House Bill 3 — Counselors and therapists

Phil Haunschild 2019 House bill ratings

Bill description: HB 3 would greatly increase the licensure fee for counselors and therapists while making moderate reforms to reduce barriers to the industry.

Rating: -1

Does it increase barriers to entry into the market? Examples include occupational licensure, the minimum wage, and restrictions on home businesses. Conversely, does it remove barriers to entry into the market?

Currently, applicants are required to complete a 60-semester-hour graduate program, with at least six semester hours in a counseling practicum, all approved by the Board of Professional Counselors and Marriage and Family Therapists. Rather than requiring a specific number of hours, HB 3 would allow for any “master’s degree or higher in counseling or a related field of study, as approved by the board, which includes completion of a practicum of supervised clinical contact.”

By eliminating the specific hour requirements, HB 3 would provide for more flexibility in the graduate programs applicants are required to complete for licensure.


Does it directly or indirectly create or increase any taxes, fees, or other assessments? Conversely, does it eliminate or reduce any taxes, fees, or other assessments?

To obtain a license, applicants are required to submit a $100 fee with their application. HB 3 would allow the board to raise that fee by as much as $75, to a new cap of $175.The board would receive the authority to increase the fee by changing its rules in the future.

******************************

> [Tasks to perform]
A) In the HB 3 rating, how much must applicants currently pay with their license application?
B) Shorten the paragraph of the HB 3 rating that begins "Currently, applicants are required" into a brief list that keeps its main facts.
C) Write the next part of the HB 3 rating, picking up after its final sentence.
The data that comes next has no connection to the HB 3 rating.

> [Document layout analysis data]
******************************

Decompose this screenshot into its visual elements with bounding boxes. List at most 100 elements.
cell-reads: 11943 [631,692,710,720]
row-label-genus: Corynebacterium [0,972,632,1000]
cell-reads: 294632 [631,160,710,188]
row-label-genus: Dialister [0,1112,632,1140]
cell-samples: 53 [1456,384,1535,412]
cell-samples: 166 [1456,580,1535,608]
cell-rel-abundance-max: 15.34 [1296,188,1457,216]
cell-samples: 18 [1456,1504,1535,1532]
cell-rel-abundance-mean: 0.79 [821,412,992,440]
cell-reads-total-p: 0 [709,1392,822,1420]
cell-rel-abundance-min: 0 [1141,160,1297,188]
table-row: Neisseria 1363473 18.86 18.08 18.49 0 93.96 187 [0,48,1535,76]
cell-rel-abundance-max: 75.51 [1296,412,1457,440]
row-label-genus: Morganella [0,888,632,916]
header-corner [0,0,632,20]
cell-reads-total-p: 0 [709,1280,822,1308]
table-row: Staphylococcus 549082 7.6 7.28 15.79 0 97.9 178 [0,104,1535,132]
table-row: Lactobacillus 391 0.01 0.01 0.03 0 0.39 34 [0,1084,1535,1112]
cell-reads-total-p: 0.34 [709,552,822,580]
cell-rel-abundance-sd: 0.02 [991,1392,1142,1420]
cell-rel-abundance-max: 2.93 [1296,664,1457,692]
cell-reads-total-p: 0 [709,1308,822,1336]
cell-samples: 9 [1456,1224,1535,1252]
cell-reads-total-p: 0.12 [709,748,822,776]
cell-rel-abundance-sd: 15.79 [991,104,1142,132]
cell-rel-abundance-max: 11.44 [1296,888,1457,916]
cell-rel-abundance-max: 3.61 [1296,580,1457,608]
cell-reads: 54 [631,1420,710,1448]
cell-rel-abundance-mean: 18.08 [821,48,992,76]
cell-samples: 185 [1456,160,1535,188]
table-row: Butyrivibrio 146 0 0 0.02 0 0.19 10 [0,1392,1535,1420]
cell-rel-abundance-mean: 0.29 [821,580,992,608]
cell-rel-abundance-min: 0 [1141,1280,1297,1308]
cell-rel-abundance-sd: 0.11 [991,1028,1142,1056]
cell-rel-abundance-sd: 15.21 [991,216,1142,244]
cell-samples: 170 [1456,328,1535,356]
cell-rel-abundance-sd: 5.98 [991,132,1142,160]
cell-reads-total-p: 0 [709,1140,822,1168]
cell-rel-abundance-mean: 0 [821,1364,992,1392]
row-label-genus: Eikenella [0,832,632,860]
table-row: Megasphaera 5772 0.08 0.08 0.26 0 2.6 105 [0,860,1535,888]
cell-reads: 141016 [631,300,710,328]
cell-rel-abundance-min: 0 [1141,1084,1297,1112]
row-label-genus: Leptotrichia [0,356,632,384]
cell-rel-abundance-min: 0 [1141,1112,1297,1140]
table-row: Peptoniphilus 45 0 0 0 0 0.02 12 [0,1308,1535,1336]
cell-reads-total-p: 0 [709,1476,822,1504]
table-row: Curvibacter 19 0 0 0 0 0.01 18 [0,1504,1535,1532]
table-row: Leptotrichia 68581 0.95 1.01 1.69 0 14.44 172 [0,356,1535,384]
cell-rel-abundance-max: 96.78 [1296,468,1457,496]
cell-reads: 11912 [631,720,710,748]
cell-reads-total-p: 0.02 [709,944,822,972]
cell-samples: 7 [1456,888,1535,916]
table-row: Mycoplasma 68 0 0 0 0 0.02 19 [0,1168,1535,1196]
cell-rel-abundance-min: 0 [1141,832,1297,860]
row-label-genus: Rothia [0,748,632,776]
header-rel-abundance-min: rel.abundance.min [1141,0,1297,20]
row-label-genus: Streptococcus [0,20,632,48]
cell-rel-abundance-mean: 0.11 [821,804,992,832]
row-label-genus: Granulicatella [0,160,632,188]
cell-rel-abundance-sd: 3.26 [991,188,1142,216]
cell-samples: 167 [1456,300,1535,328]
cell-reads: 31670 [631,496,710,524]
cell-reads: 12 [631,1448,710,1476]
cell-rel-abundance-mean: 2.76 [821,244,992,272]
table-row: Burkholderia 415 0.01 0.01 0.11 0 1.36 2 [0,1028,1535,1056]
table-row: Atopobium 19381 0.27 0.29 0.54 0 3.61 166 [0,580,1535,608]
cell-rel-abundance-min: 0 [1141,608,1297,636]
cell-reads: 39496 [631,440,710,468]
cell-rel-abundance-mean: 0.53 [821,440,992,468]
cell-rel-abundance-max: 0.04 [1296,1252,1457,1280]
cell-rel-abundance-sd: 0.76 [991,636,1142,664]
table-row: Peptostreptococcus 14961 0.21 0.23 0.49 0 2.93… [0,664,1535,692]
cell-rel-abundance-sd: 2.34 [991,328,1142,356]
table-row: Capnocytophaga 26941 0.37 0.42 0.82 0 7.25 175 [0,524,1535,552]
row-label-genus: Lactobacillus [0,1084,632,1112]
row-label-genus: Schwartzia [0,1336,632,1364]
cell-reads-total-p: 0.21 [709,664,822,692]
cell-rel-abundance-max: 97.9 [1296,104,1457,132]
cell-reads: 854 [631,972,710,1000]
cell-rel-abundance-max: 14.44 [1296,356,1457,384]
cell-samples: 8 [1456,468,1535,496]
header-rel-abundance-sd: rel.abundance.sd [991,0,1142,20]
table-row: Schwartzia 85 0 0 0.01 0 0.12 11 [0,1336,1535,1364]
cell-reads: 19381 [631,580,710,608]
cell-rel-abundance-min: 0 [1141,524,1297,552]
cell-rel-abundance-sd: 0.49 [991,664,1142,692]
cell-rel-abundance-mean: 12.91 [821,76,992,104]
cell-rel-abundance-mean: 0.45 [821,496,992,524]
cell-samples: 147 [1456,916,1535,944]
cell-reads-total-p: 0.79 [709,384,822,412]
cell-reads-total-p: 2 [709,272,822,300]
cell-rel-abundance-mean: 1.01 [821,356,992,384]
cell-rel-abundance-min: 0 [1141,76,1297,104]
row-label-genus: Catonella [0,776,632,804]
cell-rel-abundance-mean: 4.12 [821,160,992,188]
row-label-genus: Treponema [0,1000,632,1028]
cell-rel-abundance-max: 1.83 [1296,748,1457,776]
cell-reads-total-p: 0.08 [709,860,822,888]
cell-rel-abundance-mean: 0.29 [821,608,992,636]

******************************

> [Task results]
A) Applicants currently submit a $100 fee with their application.

B)
- Current requirement: a 60-semester-hour graduate program, including at least six semester hours in a counseling practicum, all approved by the Board of Professional Counselors and Marriage and Family Therapists.
- HB 3 change: no set number of hours. Instead, any board-approved master's degree or higher in counseling or a related field would qualify, provided it includes a practicum of supervised clinical contact.

C)
This increase in the cap for the application fee (as well as the other fee increases) comes in response to an operating shortfall at the board. In FY 2018, the board had a total operating shortfall of just over $19,000 out of a total budget of $286,000. As of December 2019, the board still maintained a positive cash balance of $94,000.

HB 3 would allow for a 75 percent increase in the fees assessed to applicants and licensees. Applications and license renewals account for more than 90 percent of the board’s revenue. Such a substantial increase is not warranted and would put an undue burden on applicants and licensees who are forced to pay substantially increased fees.


The fee cap for endorsement licensure would increase from $100 up to $175.


The fee cap for annual renewals would increase from $100 up to $175.


HB 3 would, however, allow the board to refund a licensure fee for an applicant whose application is denied. When submitting their application, licensees would include both the initial application fee and the initial licensure fee, each of which is currently $100.